Sort through the data and copy the lines holding the word "dostupan".
• • • •
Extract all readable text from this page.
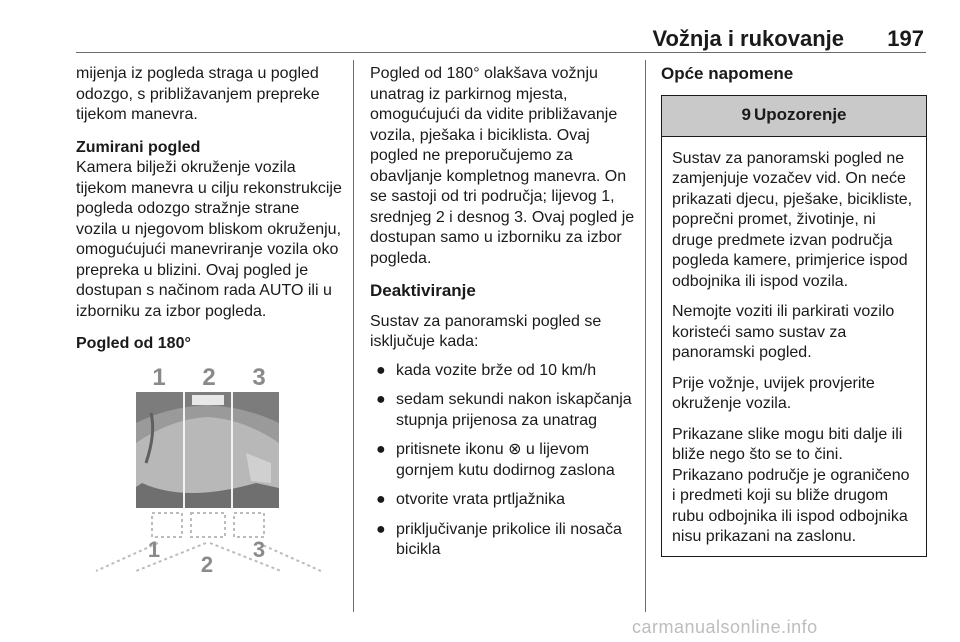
Vožnja i rukovanje 197

mijenja iz pogleda straga u pogled odozgo, s približavanjem prepreke tijekom manevra.

Zumirani pogled

Kamera bilježi okruženje vozila tijekom manevra u cilju rekonstrukcije pogleda odozgo stražnje strane vozila u njegovom bliskom okruženju, omogućujući manevriranje vozila oko prepreka u blizini. Ovaj pogled je dostupan s načinom rada AUTO ili u izborniku za izbor pogleda.

Pogled od 180°
1 2 3
1
2
3

Pogled od 180° olakšava vožnju unatrag iz parkirnog mjesta, omogućujući da vidite približavanje vozila, pješaka i biciklista. Ovaj pogled ne preporučujemo za obavljanje kompletnog manevra. On se sastoji od tri područja; lijevog 1, srednjeg 2 i desnog 3. Ovaj pogled je dostupan samo u izborniku za izbor pogleda.

Deaktiviranje

Sustav za panoramski pogled se isključuje kada:

● kada vozite brže od 10 km/h
● sedam sekundi nakon iskapčanja stupnja prijenosa za unatrag
● pritisnete ikonu ⊗ u lijevom gornjem kutu dodirnog zaslona
● otvorite vrata prtljažnika
● priključivanje prikolice ili nosača bicikla
Opće napomene
9 Upozorenje

Sustav za panoramski pogled ne zamjenjuje vozačev vid. On neće prikazati djecu, pješake, bicikliste, poprečni promet, životinje, ni druge predmete izvan područja pogleda kamere, primjerice ispod odbojnika ili ispod vozila.

Nemojte voziti ili parkirati vozilo koristeći samo sustav za panoramski pogled.

Prije vožnje, uvijek provjerite okruženje vozila.

Prikazane slike mogu biti dalje ili bliže nego što se to čini. Prikazano područje je ograničeno i predmeti koji su bliže drugom rubu odbojnika ili ispod odbojnika nisu prikazani na zaslonu.

carmanualsonline.info
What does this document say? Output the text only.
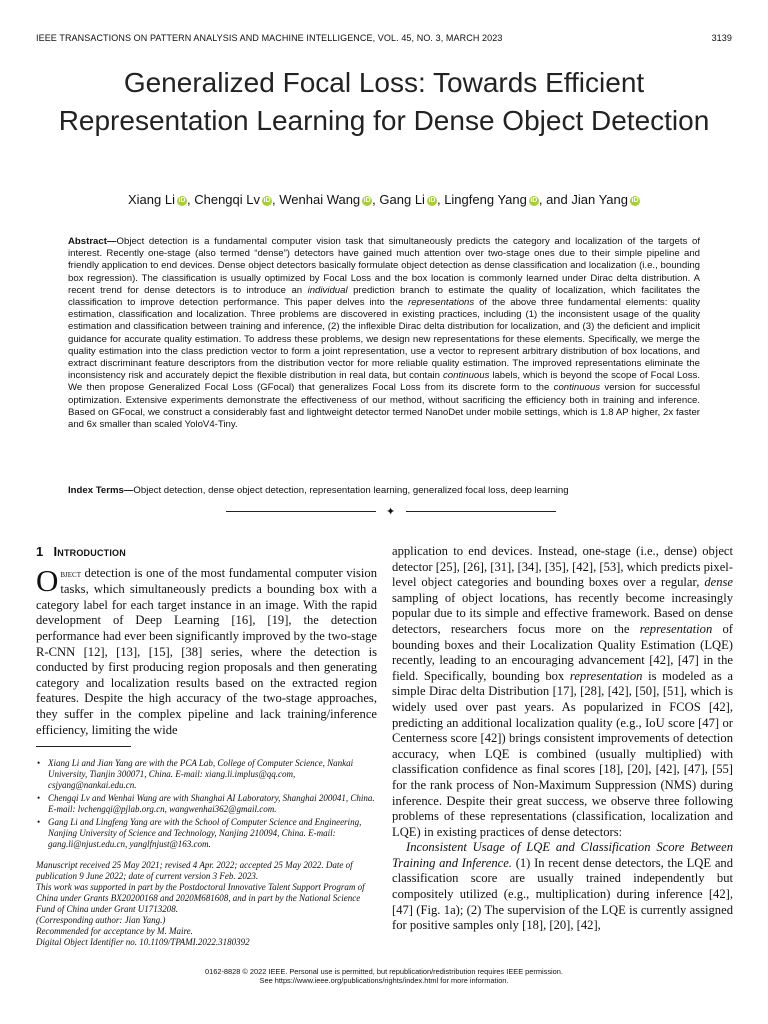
IEEE TRANSACTIONS ON PATTERN ANALYSIS AND MACHINE INTELLIGENCE, VOL. 45, NO. 3, MARCH 2023	3139
Generalized Focal Loss: Towards Efficient Representation Learning for Dense Object Detection
Xiang Li iD , Chengqi Lv iD , Wenhai Wang iD , Gang Li iD , Lingfeng Yang iD , and Jian Yang iD
Abstract—Object detection is a fundamental computer vision task that simultaneously predicts the category and localization of the targets of interest. Recently one-stage (also termed “dense”) detectors have gained much attention over two-stage ones due to their simple pipeline and friendly application to end devices. Dense object detectors basically formulate object detection as dense classification and localization (i.e., bounding box regression). The classification is usually optimized by Focal Loss and the box location is commonly learned under Dirac delta distribution. A recent trend for dense detectors is to introduce an individual prediction branch to estimate the quality of localization, which facilitates the classification to improve detection performance. This paper delves into the representations of the above three fundamental elements: quality estimation, classification and localization. Three problems are discovered in existing practices, including (1) the inconsistent usage of the quality estimation and classification between training and inference, (2) the inflexible Dirac delta distribution for localization, and (3) the deficient and implicit guidance for accurate quality estimation. To address these problems, we design new representations for these elements. Specifically, we merge the quality estimation into the class prediction vector to form a joint representation, use a vector to represent arbitrary distribution of box locations, and extract discriminant feature descriptors from the distribution vector for more reliable quality estimation. The improved representations eliminate the inconsistency risk and accurately depict the flexible distribution in real data, but contain continuous labels, which is beyond the scope of Focal Loss. We then propose Generalized Focal Loss (GFocal) that generalizes Focal Loss from its discrete form to the continuous version for successful optimization. Extensive experiments demonstrate the effectiveness of our method, without sacrificing the efficiency both in training and inference. Based on GFocal, we construct a considerably fast and lightweight detector termed NanoDet under mobile settings, which is 1.8 AP higher, 2x faster and 6x smaller than scaled YoloV4-Tiny.
Index Terms—Object detection, dense object detection, representation learning, generalized focal loss, deep learning
✦
1 Introduction

Object detection is one of the most fundamental computer vision tasks, which simultaneously predicts a bounding box with a category label for each target instance in an image. With the rapid development of Deep Learning [16], [19], the detection performance had ever been significantly improved by the two-stage R-CNN [12], [13], [15], [38] series, where the detection is conducted by first producing region proposals and then generating category and localization results based on the extracted region features. Despite the high accuracy of the two-stage approaches, they suffer in the complex pipeline and lack training/inference efficiency, limiting the wide

• Xiang Li and Jian Yang are with the PCA Lab, College of Computer Science, Nankai University, Tianjin 300071, China. E-mail: xiang.li.implus@qq.com, csjyang@nankai.edu.cn.
• Chengqi Lv and Wenhai Wang are with Shanghai AI Laboratory, Shanghai 200041, China. E-mail: lvchengqi@pjlab.org.cn, wangwenhai362@gmail.com.
• Gang Li and Lingfeng Yang are with the School of Computer Science and Engineering, Nanjing University of Science and Technology, Nanjing 210094, China. E-mail: gang.li@njust.edu.cn, yanglfnjust@163.com.

Manuscript received 25 May 2021; revised 4 Apr. 2022; accepted 25 May 2022. Date of publication 9 June 2022; date of current version 3 Feb. 2023.

This work was supported in part by the Postdoctoral Innovative Talent Support Program of China under Grants BX20200168 and 2020M681608, and in part by the National Science Fund of China under Grant U1713208.

(Corresponding author: Jian Yang.)

Recommended for acceptance by M. Maire.

Digital Object Identifier no. 10.1109/TPAMI.2022.3180392

application to end devices. Instead, one-stage (i.e., dense) object detector [25], [26], [31], [34], [35], [42], [53], which predicts pixel-level object categories and bounding boxes over a regular, dense sampling of object locations, has recently become increasingly popular due to its simple and effective framework. Based on dense detectors, researchers focus more on the representation of bounding boxes and their Localization Quality Estimation (LQE) recently, leading to an encouraging advancement [42], [47] in the field. Specifically, bounding box representation is modeled as a simple Dirac delta Distribution [17], [28], [42], [50], [51], which is widely used over past years. As popularized in FCOS [42], predicting an additional localization quality (e.g., IoU score [47] or Centerness score [42]) brings consistent improvements of detection accuracy, when LQE is combined (usually multiplied) with classification confidence as final scores [18], [20], [42], [47], [55] for the rank process of Non-Maximum Suppression (NMS) during inference. Despite their great success, we observe three following problems of these representations (classification, localization and LQE) in existing practices of dense detectors:

Inconsistent Usage of LQE and Classification Score Between Training and Inference. (1) In recent dense detectors, the LQE and classification score are usually trained independently but compositely utilized (e.g., multiplication) during inference [42], [47] (Fig. 1a); (2) The supervision of the LQE is currently assigned for positive samples only [18], [20], [42],

0162-8828 © 2022 IEEE. Personal use is permitted, but republication/redistribution requires IEEE permission.
See https://www.ieee.org/publications/rights/index.html for more information.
• • • •
> _Answer for the task_
Kamera bilježi okruženje vozila tijekom manevra u cilju rekonstrukcije pogleda odozgo stražnje strane vozila u njegovom bliskom okruženju, omogućujući manevriranje vozila oko prepreka u blizini. Ovaj pogled je dostupan s načinom rada AUTO ili u izborniku za izbor pogleda.
Pogled od 180° olakšava vožnju unatrag iz parkirnog mjesta, omogućujući da vidite približavanje vozila, pješaka i biciklista. Ovaj pogled ne preporučujemo za obavljanje kompletnog manevra. On se sastoji od tri područja; lijevog 1, srednjeg 2 i desnog 3. Ovaj pogled je dostupan samo u izborniku za izbor pogleda.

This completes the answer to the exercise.